Scan each line of the records for the word "name" and extract the ones that have it.

··········

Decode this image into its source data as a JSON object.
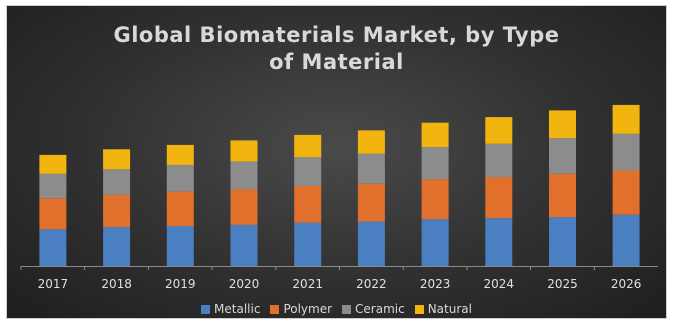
{
  "chart_data": {
    "type": "bar",
    "stacked": true,
    "title": "Global Biomaterials Market, by Type of Material",
    "title_lines": [
      "Global Biomaterials Market, by Type",
      "of Material"
    ],
    "xlabel": "",
    "ylabel": "",
    "categories": [
      "2017",
      "2018",
      "2019",
      "2020",
      "2021",
      "2022",
      "2023",
      "2024",
      "2025",
      "2026"
    ],
    "series": [
      {
        "name": "Metallic",
        "color": "#4a7fc1",
        "values": [
          33,
          35,
          36,
          37,
          39,
          40,
          42,
          43,
          44,
          46
        ]
      },
      {
        "name": "Polymer",
        "color": "#e0702b",
        "values": [
          28,
          29,
          31,
          32,
          33,
          34,
          36,
          37,
          39,
          40
        ]
      },
      {
        "name": "Ceramic",
        "color": "#8c8c8c",
        "values": [
          22,
          23,
          24,
          25,
          26,
          27,
          29,
          30,
          32,
          33
        ]
      },
      {
        "name": "Natural",
        "color": "#f2b50f",
        "values": [
          17,
          18,
          18,
          19,
          20,
          21,
          22,
          24,
          25,
          26
        ]
      }
    ],
    "ylim": [
      0,
      180
    ],
    "grid": false,
    "legend_position": "bottom"
  }
}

··········

# Response to this exercise
        "name": "Metallic",
        "name": "Polymer",
        "name": "Ceramic",
        "name": "Natural",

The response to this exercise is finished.